Given problem — Every entry needs to be printed exactly, please.

:: Entries provided

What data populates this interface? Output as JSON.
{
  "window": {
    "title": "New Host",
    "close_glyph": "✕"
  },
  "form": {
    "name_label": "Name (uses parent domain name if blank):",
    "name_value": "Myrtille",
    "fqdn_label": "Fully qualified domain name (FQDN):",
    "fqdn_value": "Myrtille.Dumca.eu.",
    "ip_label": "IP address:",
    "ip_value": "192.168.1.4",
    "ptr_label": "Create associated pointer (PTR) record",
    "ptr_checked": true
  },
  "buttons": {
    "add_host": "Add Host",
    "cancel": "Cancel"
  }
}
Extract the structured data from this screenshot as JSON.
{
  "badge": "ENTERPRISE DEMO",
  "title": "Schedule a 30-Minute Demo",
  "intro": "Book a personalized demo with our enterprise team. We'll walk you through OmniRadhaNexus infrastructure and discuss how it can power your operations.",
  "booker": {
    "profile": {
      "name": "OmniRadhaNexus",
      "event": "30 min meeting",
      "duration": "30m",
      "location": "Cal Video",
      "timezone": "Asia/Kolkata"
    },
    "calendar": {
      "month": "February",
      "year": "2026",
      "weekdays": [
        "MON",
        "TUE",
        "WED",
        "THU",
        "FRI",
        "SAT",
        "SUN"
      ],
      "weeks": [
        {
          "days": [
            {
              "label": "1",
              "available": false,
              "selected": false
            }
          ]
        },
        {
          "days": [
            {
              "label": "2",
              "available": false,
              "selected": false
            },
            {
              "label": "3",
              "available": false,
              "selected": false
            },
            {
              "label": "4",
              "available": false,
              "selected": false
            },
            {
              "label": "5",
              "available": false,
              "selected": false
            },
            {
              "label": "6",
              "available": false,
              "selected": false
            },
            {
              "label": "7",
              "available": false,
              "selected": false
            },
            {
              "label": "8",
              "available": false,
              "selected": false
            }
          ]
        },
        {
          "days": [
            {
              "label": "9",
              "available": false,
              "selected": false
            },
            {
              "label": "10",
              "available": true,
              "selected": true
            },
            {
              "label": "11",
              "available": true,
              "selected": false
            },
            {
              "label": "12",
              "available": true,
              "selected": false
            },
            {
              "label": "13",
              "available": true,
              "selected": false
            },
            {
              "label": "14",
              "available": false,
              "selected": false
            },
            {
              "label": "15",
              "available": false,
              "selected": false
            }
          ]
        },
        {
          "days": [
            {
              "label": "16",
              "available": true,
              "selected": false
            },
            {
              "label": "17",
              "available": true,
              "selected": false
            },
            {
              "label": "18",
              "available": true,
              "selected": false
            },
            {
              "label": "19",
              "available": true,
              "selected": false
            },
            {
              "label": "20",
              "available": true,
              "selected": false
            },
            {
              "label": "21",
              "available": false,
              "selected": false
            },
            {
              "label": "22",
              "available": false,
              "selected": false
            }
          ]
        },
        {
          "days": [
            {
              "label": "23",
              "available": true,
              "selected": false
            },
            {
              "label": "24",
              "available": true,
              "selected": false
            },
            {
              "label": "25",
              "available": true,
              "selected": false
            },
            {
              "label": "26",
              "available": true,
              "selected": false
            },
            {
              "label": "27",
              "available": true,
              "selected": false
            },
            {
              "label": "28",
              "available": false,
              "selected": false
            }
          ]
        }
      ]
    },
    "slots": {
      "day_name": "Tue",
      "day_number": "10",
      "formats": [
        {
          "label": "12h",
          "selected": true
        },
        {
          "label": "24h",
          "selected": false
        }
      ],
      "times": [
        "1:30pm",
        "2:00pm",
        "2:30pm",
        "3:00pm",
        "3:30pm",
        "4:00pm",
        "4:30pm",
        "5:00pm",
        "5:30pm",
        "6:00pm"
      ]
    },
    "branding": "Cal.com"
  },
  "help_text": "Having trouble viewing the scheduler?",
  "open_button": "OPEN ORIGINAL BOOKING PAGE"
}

::::

Result —
What data populates this interface? Output as JSON.
{
  "window": {
    "title": "New Host",
    "close_glyph": "✕"
  },
  "form": {
    "name_label": "Name (uses parent domain name if blank):",
    "name_value": "Myrtille",
    "fqdn_label": "Fully qualified domain name (FQDN):",
    "fqdn_value": "Myrtille.Dumca.eu.",
    "ip_label": "IP address:",
    "ip_value": "192.168.1.4",
    "ptr_label": "Create associated pointer (PTR) record",
    "ptr_checked": true
  },
  "buttons": {
    "add_host": "Add Host",
    "cancel": "Cancel"
  }
}
Extract the structured data from this screenshot as JSON.
{
  "badge": "ENTERPRISE DEMO",
  "title": "Schedule a 30-Minute Demo",
  "intro": "Book a personalized demo with our enterprise team. We'll walk you through OmniRadhaNexus infrastructure and discuss how it can power your operations.",
  "booker": {
    "profile": {
      "name": "OmniRadhaNexus",
      "event": "30 min meeting",
      "duration": "30m",
      "location": "Cal Video",
      "timezone": "Asia/Kolkata"
    },
    "calendar": {
      "month": "February",
      "year": "2026",
      "weekdays": [
        "MON",
        "TUE",
        "WED",
        "THU",
        "FRI",
        "SAT",
        "SUN"
      ],
      "weeks": [
        {
          "days": [
            {
              "label": "1",
              "available": false,
              "selected": false
            }
          ]
        },
        {
          "days": [
            {
              "label": "2",
              "available": false,
              "selected": false
            },
            {
              "label": "3",
              "available": false,
              "selected": false
            },
            {
              "label": "4",
              "available": false,
              "selected": false
            },
            {
              "label": "5",
              "available": false,
              "selected": false
            },
            {
              "label": "6",
              "available": false,
              "selected": false
            },
            {
              "label": "7",
              "available": false,
              "selected": false
            },
            {
              "label": "8",
              "available": false,
              "selected": false
            }
          ]
        },
        {
          "days": [
            {
              "label": "9",
              "available": false,
              "selected": false
            },
            {
              "label": "10",
              "available": true,
              "selected": true
            },
            {
              "label": "11",
              "available": true,
              "selected": false
            },
            {
              "label": "12",
              "available": true,
              "selected": false
            },
            {
              "label": "13",
              "available": true,
              "selected": false
            },
            {
              "label": "14",
              "available": false,
              "selected": false
            },
            {
              "label": "15",
              "available": false,
              "selected": false
            }
          ]
        },
        {
          "days": [
            {
              "label": "16",
              "available": true,
              "selected": false
            },
            {
              "label": "17",
              "available": true,
              "selected": false
            },
            {
              "label": "18",
              "available": true,
              "selected": false
            },
            {
              "label": "19",
              "available": true,
              "selected": false
            },
            {
              "label": "20",
              "available": true,
              "selected": false
            },
            {
              "label": "21",
              "available": false,
              "selected": false
            },
            {
              "label": "22",
              "available": false,
              "selected": false
            }
          ]
        },
        {
          "days": [
            {
              "label": "23",
              "available": true,
              "selected": false
            },
            {
              "label": "24",
              "available": true,
              "selected": false
            },
            {
              "label": "25",
              "available": true,
              "selected": false
            },
            {
              "label": "26",
              "available": true,
              "selected": false
            },
            {
              "label": "27",
              "available": true,
              "selected": false
            },
            {
              "label": "28",
              "available": false,
              "selected": false
            }
          ]
        }
      ]
    },
    "slots": {
      "day_name": "Tue",
      "day_number": "10",
      "formats": [
        {
          "label": "12h",
          "selected": true
        },
        {
          "label": "24h",
          "selected": false
        }
      ],
      "times": [
        "1:30pm",
        "2:00pm",
        "2:30pm",
        "3:00pm",
        "3:30pm",
        "4:00pm",
        "4:30pm",
        "5:00pm",
        "5:30pm",
        "6:00pm"
      ]
    },
    "branding": "Cal.com"
  },
  "help_text": "Having trouble viewing the scheduler?",
  "open_button": "OPEN ORIGINAL BOOKING PAGE"
}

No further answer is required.